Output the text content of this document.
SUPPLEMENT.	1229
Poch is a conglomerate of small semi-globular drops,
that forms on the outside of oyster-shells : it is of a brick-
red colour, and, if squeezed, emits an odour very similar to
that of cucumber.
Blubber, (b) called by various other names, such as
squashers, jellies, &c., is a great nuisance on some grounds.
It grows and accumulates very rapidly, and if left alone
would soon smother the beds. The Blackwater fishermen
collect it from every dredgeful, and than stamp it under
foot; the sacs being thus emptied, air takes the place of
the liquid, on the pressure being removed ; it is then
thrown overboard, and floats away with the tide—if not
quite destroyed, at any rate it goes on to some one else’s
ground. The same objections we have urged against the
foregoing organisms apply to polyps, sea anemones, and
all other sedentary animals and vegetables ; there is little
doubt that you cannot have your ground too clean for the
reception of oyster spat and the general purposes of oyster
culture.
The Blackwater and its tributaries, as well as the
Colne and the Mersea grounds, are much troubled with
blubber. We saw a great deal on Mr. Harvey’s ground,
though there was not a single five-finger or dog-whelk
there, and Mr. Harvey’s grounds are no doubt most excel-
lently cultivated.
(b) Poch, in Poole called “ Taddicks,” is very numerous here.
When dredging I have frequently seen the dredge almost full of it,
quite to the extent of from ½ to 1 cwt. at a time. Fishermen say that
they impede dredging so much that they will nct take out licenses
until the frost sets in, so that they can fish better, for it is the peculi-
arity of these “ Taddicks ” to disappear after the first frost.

####################

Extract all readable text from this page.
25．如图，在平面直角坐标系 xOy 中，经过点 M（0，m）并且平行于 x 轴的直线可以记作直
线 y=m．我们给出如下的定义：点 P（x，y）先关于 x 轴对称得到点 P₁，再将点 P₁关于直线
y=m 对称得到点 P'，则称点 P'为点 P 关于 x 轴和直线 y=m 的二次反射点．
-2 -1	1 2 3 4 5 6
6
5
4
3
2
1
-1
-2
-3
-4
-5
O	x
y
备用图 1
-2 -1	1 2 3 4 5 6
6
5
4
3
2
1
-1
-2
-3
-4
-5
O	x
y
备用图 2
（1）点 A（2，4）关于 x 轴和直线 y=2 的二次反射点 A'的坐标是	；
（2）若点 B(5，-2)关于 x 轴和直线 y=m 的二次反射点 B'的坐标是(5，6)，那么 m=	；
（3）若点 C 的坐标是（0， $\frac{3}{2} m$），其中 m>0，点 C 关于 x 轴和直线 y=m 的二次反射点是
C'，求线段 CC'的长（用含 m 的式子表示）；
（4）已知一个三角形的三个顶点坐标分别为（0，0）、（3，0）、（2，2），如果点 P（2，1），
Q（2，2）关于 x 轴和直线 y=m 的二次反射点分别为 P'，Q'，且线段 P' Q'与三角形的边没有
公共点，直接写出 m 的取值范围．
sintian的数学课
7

####################

* Instruction:
Copy each line from the data above that includes "great".

* Right answer:
squashers, jellies, &c., is a great nuisance on some grounds.
blubber. We saw a great deal on Mr. Harvey’s ground,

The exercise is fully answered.